### PROBLEM:
Using the data below, gather each line that includes the word "working".

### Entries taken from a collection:
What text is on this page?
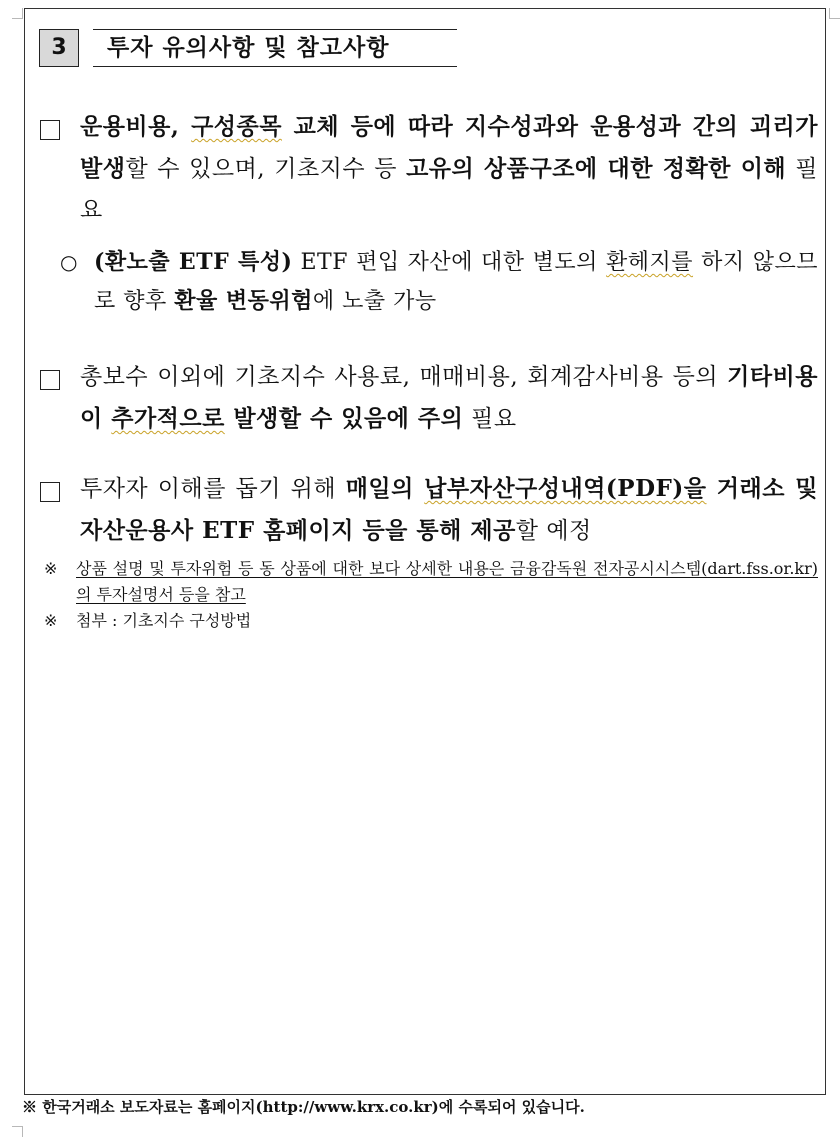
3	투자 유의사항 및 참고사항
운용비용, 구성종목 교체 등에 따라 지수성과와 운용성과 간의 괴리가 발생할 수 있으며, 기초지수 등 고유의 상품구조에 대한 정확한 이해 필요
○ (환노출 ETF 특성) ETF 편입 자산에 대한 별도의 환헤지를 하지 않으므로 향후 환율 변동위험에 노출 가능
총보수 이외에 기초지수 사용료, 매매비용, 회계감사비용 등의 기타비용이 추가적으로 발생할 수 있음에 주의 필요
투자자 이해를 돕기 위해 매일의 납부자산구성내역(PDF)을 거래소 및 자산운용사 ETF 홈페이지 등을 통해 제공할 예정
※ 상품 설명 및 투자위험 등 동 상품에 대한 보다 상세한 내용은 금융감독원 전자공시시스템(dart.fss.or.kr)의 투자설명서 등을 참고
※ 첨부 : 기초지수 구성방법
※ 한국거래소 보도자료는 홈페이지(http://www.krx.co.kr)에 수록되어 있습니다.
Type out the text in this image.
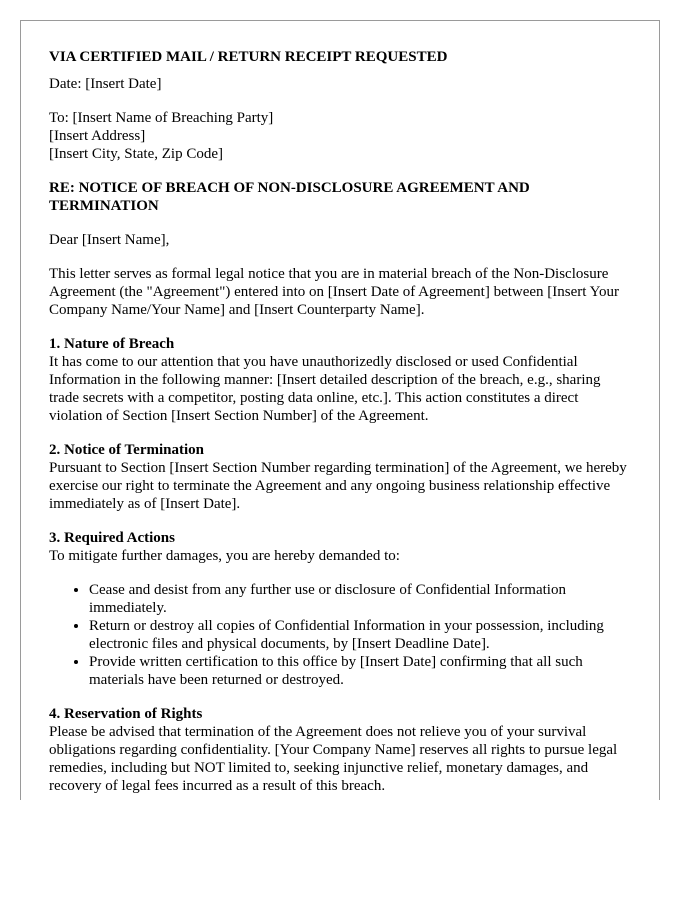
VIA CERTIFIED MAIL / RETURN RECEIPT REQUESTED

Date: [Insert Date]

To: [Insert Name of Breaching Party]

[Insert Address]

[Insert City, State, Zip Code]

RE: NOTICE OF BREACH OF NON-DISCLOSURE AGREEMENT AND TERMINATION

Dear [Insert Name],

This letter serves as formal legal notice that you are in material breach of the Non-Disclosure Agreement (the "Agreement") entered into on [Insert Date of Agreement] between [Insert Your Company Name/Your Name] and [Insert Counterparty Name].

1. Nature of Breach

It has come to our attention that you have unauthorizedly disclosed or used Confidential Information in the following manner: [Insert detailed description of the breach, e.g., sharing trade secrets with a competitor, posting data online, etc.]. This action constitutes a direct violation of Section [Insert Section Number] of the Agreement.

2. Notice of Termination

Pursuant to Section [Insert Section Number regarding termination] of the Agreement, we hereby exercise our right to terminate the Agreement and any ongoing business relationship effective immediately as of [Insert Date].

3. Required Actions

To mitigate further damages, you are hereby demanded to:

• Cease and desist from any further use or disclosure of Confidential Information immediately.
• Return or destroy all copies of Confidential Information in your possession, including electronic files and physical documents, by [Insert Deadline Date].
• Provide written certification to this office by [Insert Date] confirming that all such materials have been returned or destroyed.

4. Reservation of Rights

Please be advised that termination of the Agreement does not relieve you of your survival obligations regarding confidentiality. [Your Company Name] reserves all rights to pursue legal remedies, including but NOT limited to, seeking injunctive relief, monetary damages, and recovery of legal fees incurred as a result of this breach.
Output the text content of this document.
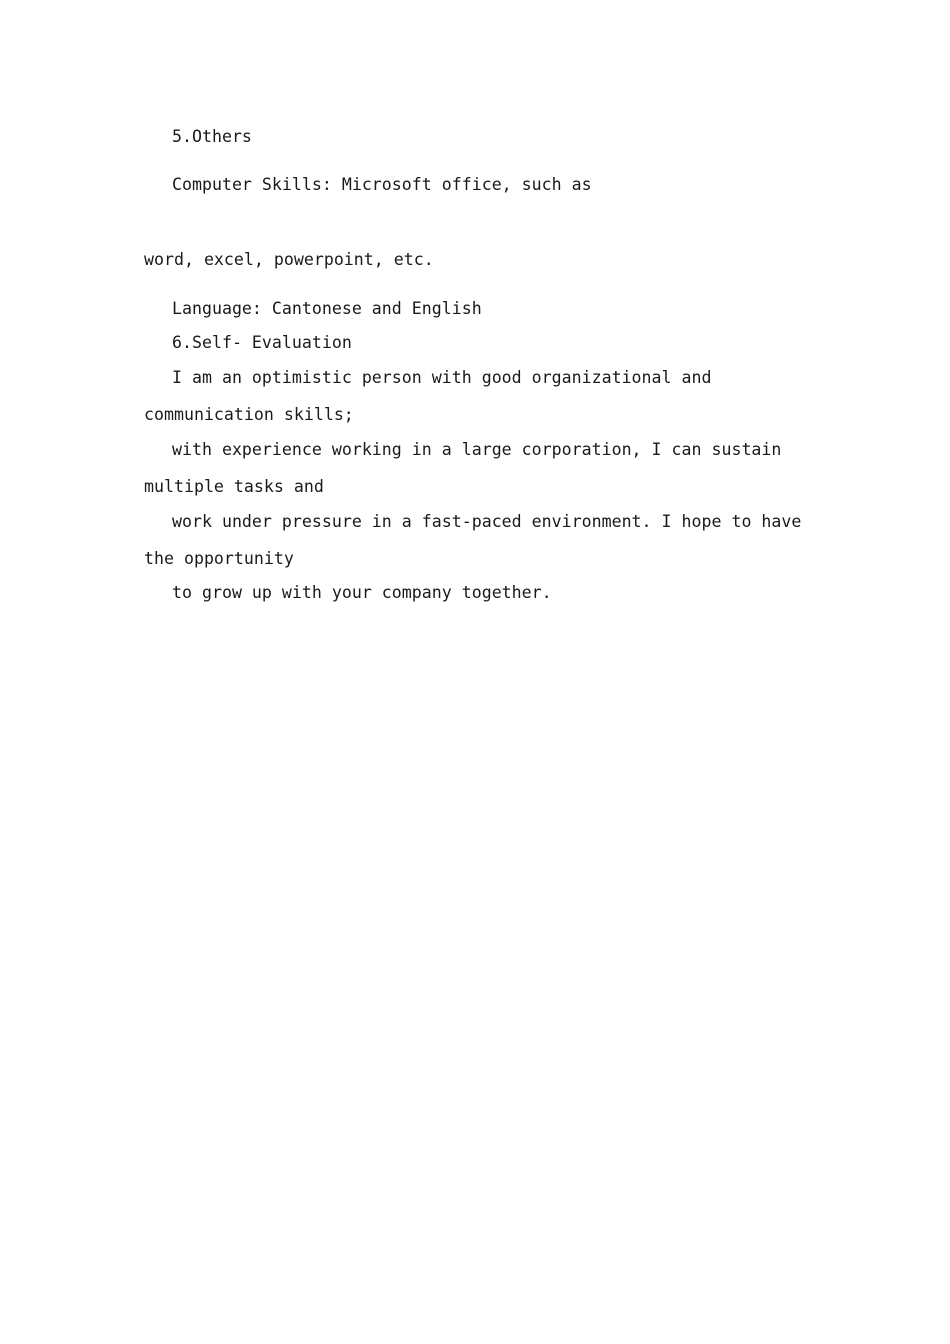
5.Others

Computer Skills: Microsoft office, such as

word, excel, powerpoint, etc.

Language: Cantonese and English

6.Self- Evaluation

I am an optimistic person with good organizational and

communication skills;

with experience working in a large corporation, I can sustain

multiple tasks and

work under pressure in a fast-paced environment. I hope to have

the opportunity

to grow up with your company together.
* * *
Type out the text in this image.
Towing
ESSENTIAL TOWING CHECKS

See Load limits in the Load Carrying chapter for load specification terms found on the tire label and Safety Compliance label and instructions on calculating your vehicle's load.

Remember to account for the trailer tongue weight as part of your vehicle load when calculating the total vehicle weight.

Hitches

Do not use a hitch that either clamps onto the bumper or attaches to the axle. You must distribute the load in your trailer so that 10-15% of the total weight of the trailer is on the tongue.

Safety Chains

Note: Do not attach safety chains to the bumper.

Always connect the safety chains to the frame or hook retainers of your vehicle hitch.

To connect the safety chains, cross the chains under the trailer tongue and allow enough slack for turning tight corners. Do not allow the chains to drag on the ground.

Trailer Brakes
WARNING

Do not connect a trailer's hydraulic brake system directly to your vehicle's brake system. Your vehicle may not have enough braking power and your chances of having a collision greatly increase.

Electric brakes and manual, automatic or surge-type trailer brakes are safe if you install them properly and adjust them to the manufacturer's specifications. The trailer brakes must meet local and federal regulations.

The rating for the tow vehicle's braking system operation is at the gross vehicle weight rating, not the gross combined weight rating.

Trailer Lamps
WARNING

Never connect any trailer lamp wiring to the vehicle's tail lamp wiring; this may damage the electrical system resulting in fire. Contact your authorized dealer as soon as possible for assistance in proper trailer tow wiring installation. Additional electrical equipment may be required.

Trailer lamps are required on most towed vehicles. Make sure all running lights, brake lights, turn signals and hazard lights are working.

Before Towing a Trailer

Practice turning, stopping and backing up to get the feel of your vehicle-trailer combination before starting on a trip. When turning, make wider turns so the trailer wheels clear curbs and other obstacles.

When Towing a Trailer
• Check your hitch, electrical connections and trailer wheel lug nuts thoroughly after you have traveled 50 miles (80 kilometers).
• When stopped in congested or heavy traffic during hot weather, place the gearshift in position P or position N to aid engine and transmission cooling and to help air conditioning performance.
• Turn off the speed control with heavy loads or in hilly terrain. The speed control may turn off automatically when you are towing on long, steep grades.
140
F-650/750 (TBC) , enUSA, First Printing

### RESULT OF THIS TASK:
with experience working in a large corporation, I can sustain
Trailer lamps are required on most towed vehicles. Make sure all running lights, brake lights, turn signals and hazard lights are working.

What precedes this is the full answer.